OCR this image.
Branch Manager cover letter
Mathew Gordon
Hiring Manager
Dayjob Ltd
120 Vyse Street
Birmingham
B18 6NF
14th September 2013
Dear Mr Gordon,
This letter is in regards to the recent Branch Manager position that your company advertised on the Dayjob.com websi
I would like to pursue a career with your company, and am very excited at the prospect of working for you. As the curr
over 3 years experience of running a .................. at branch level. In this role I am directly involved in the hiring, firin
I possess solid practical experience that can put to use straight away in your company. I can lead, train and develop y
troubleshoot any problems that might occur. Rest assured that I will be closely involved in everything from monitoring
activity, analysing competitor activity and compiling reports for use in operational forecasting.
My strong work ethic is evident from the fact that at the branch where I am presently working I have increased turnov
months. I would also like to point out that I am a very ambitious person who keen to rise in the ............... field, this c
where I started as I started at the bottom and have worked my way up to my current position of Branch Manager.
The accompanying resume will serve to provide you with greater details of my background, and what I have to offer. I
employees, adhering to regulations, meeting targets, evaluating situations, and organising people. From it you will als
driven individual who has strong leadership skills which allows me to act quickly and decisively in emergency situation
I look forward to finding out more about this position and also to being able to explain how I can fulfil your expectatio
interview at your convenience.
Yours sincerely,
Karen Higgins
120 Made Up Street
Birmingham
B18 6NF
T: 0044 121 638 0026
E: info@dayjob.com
§ §
• _Set task_:
Give the listing above again, word for word.

• _Correct output_:
OCR this image.
Branch Manager cover letter
Mathew Gordon
Hiring Manager
Dayjob Ltd
120 Vyse Street
Birmingham
B18 6NF
14th September 2013
Dear Mr Gordon,
This letter is in regards to the recent Branch Manager position that your company advertised on the Dayjob.com websi
I would like to pursue a career with your company, and am very excited at the prospect of working for you. As the curr
over 3 years experience of running a .................. at branch level. In this role I am directly involved in the hiring, firin
I possess solid practical experience that can put to use straight away in your company. I can lead, train and develop y
troubleshoot any problems that might occur. Rest assured that I will be closely involved in everything from monitoring
activity, analysing competitor activity and compiling reports for use in operational forecasting.
My strong work ethic is evident from the fact that at the branch where I am presently working I have increased turnov
months. I would also like to point out that I am a very ambitious person who keen to rise in the ............... field, this c
where I started as I started at the bottom and have worked my way up to my current position of Branch Manager.
The accompanying resume will serve to provide you with greater details of my background, and what I have to offer. I
employees, adhering to regulations, meeting targets, evaluating situations, and organising people. From it you will als
driven individual who has strong leadership skills which allows me to act quickly and decisively in emergency situation
I look forward to finding out more about this position and also to being able to explain how I can fulfil your expectatio
interview at your convenience.
Yours sincerely,
Karen Higgins
120 Made Up Street
Birmingham
B18 6NF
T: 0044 121 638 0026
E: info@dayjob.com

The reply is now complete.